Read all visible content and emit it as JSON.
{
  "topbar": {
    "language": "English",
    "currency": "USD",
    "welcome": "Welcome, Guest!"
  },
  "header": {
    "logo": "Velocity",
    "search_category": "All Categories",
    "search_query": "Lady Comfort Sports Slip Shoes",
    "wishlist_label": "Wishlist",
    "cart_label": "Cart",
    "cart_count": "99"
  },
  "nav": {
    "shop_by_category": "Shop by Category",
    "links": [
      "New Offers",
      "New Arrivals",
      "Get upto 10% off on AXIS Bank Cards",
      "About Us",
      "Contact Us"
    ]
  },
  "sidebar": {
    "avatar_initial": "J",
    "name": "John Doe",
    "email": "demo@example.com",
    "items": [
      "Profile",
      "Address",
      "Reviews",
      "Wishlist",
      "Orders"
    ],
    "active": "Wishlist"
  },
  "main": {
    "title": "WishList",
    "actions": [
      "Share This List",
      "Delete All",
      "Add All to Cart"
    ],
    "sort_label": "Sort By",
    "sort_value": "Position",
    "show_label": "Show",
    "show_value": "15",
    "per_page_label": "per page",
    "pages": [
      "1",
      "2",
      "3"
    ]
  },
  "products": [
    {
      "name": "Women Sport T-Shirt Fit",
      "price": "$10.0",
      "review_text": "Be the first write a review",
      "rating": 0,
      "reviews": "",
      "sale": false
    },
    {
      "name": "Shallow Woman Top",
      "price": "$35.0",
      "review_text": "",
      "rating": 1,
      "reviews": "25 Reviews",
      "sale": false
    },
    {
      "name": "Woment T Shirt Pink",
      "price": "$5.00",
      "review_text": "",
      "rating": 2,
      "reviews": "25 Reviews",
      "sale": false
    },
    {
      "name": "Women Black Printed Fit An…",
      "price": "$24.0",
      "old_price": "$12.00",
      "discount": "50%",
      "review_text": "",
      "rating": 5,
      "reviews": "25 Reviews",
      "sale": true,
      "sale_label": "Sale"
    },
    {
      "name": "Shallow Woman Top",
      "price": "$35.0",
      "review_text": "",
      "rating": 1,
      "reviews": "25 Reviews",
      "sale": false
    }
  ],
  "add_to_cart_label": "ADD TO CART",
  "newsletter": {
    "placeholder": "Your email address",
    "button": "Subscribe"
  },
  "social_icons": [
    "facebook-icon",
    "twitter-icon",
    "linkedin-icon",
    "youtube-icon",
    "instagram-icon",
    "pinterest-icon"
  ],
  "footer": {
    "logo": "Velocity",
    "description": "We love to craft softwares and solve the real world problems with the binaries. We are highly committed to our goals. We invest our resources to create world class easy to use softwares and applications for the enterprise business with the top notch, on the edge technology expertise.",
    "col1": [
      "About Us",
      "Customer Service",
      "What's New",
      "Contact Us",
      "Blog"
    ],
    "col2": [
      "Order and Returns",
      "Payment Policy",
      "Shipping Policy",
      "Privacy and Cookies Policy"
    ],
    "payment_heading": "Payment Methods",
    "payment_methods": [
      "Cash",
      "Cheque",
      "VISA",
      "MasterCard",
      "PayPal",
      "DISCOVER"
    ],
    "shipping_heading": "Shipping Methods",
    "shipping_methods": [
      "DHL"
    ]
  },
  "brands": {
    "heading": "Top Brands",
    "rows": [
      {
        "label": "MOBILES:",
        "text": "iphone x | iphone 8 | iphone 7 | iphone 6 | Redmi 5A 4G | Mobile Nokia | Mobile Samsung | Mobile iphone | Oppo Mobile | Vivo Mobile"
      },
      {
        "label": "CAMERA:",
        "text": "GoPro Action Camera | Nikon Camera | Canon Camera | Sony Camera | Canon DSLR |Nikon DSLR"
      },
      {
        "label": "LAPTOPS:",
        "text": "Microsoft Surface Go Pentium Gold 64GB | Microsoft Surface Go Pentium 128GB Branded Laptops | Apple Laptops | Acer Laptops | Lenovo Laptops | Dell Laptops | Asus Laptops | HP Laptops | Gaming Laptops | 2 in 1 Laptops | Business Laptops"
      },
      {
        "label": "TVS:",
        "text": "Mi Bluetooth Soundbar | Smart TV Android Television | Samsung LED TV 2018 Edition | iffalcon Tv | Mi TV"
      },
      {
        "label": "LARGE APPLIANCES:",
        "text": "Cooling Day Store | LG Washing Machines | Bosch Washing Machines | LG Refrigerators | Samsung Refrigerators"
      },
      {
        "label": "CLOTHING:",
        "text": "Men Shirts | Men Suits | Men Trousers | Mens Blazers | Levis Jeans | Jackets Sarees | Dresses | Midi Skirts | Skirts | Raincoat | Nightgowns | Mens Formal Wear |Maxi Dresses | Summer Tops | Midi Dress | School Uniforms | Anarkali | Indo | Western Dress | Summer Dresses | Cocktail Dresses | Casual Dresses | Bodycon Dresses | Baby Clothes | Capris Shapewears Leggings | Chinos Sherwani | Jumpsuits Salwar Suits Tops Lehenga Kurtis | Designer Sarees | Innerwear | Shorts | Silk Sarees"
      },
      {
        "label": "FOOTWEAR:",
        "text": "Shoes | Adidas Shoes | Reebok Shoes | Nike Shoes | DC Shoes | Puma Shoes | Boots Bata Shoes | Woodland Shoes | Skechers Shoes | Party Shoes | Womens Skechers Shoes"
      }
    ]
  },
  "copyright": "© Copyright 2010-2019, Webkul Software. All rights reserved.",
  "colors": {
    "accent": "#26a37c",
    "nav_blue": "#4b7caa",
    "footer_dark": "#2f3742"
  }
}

------------------------------------

§ **Your objective**:
Copy out all of the records above with nothing altered.

§ **Exercise output**:
Read all visible content and emit it as JSON.
{
  "topbar": {
    "language": "English",
    "currency": "USD",
    "welcome": "Welcome, Guest!"
  },
  "header": {
    "logo": "Velocity",
    "search_category": "All Categories",
    "search_query": "Lady Comfort Sports Slip Shoes",
    "wishlist_label": "Wishlist",
    "cart_label": "Cart",
    "cart_count": "99"
  },
  "nav": {
    "shop_by_category": "Shop by Category",
    "links": [
      "New Offers",
      "New Arrivals",
      "Get upto 10% off on AXIS Bank Cards",
      "About Us",
      "Contact Us"
    ]
  },
  "sidebar": {
    "avatar_initial": "J",
    "name": "John Doe",
    "email": "demo@example.com",
    "items": [
      "Profile",
      "Address",
      "Reviews",
      "Wishlist",
      "Orders"
    ],
    "active": "Wishlist"
  },
  "main": {
    "title": "WishList",
    "actions": [
      "Share This List",
      "Delete All",
      "Add All to Cart"
    ],
    "sort_label": "Sort By",
    "sort_value": "Position",
    "show_label": "Show",
    "show_value": "15",
    "per_page_label": "per page",
    "pages": [
      "1",
      "2",
      "3"
    ]
  },
  "products": [
    {
      "name": "Women Sport T-Shirt Fit",
      "price": "$10.0",
      "review_text": "Be the first write a review",
      "rating": 0,
      "reviews": "",
      "sale": false
    },
    {
      "name": "Shallow Woman Top",
      "price": "$35.0",
      "review_text": "",
      "rating": 1,
      "reviews": "25 Reviews",
      "sale": false
    },
    {
      "name": "Woment T Shirt Pink",
      "price": "$5.00",
      "review_text": "",
      "rating": 2,
      "reviews": "25 Reviews",
      "sale": false
    },
    {
      "name": "Women Black Printed Fit An…",
      "price": "$24.0",
      "old_price": "$12.00",
      "discount": "50%",
      "review_text": "",
      "rating": 5,
      "reviews": "25 Reviews",
      "sale": true,
      "sale_label": "Sale"
    },
    {
      "name": "Shallow Woman Top",
      "price": "$35.0",
      "review_text": "",
      "rating": 1,
      "reviews": "25 Reviews",
      "sale": false
    }
  ],
  "add_to_cart_label": "ADD TO CART",
  "newsletter": {
    "placeholder": "Your email address",
    "button": "Subscribe"
  },
  "social_icons": [
    "facebook-icon",
    "twitter-icon",
    "linkedin-icon",
    "youtube-icon",
    "instagram-icon",
    "pinterest-icon"
  ],
  "footer": {
    "logo": "Velocity",
    "description": "We love to craft softwares and solve the real world problems with the binaries. We are highly committed to our goals. We invest our resources to create world class easy to use softwares and applications for the enterprise business with the top notch, on the edge technology expertise.",
    "col1": [
      "About Us",
      "Customer Service",
      "What's New",
      "Contact Us",
      "Blog"
    ],
    "col2": [
      "Order and Returns",
      "Payment Policy",
      "Shipping Policy",
      "Privacy and Cookies Policy"
    ],
    "payment_heading": "Payment Methods",
    "payment_methods": [
      "Cash",
      "Cheque",
      "VISA",
      "MasterCard",
      "PayPal",
      "DISCOVER"
    ],
    "shipping_heading": "Shipping Methods",
    "shipping_methods": [
      "DHL"
    ]
  },
  "brands": {
    "heading": "Top Brands",
    "rows": [
      {
        "label": "MOBILES:",
        "text": "iphone x | iphone 8 | iphone 7 | iphone 6 | Redmi 5A 4G | Mobile Nokia | Mobile Samsung | Mobile iphone | Oppo Mobile | Vivo Mobile"
      },
      {
        "label": "CAMERA:",
        "text": "GoPro Action Camera | Nikon Camera | Canon Camera | Sony Camera | Canon DSLR |Nikon DSLR"
      },
      {
        "label": "LAPTOPS:",
        "text": "Microsoft Surface Go Pentium Gold 64GB | Microsoft Surface Go Pentium 128GB Branded Laptops | Apple Laptops | Acer Laptops | Lenovo Laptops | Dell Laptops | Asus Laptops | HP Laptops | Gaming Laptops | 2 in 1 Laptops | Business Laptops"
      },
      {
        "label": "TVS:",
        "text": "Mi Bluetooth Soundbar | Smart TV Android Television | Samsung LED TV 2018 Edition | iffalcon Tv | Mi TV"
      },
      {
        "label": "LARGE APPLIANCES:",
        "text": "Cooling Day Store | LG Washing Machines | Bosch Washing Machines | LG Refrigerators | Samsung Refrigerators"
      },
      {
        "label": "CLOTHING:",
        "text": "Men Shirts | Men Suits | Men Trousers | Mens Blazers | Levis Jeans | Jackets Sarees | Dresses | Midi Skirts | Skirts | Raincoat | Nightgowns | Mens Formal Wear |Maxi Dresses | Summer Tops | Midi Dress | School Uniforms | Anarkali | Indo | Western Dress | Summer Dresses | Cocktail Dresses | Casual Dresses | Bodycon Dresses | Baby Clothes | Capris Shapewears Leggings | Chinos Sherwani | Jumpsuits Salwar Suits Tops Lehenga Kurtis | Designer Sarees | Innerwear | Shorts | Silk Sarees"
      },
      {
        "label": "FOOTWEAR:",
        "text": "Shoes | Adidas Shoes | Reebok Shoes | Nike Shoes | DC Shoes | Puma Shoes | Boots Bata Shoes | Woodland Shoes | Skechers Shoes | Party Shoes | Womens Skechers Shoes"
      }
    ]
  },
  "copyright": "© Copyright 2010-2019, Webkul Software. All rights reserved.",
  "colors": {
    "accent": "#26a37c",
    "nav_blue": "#4b7caa",
    "footer_dark": "#2f3742"
  }
}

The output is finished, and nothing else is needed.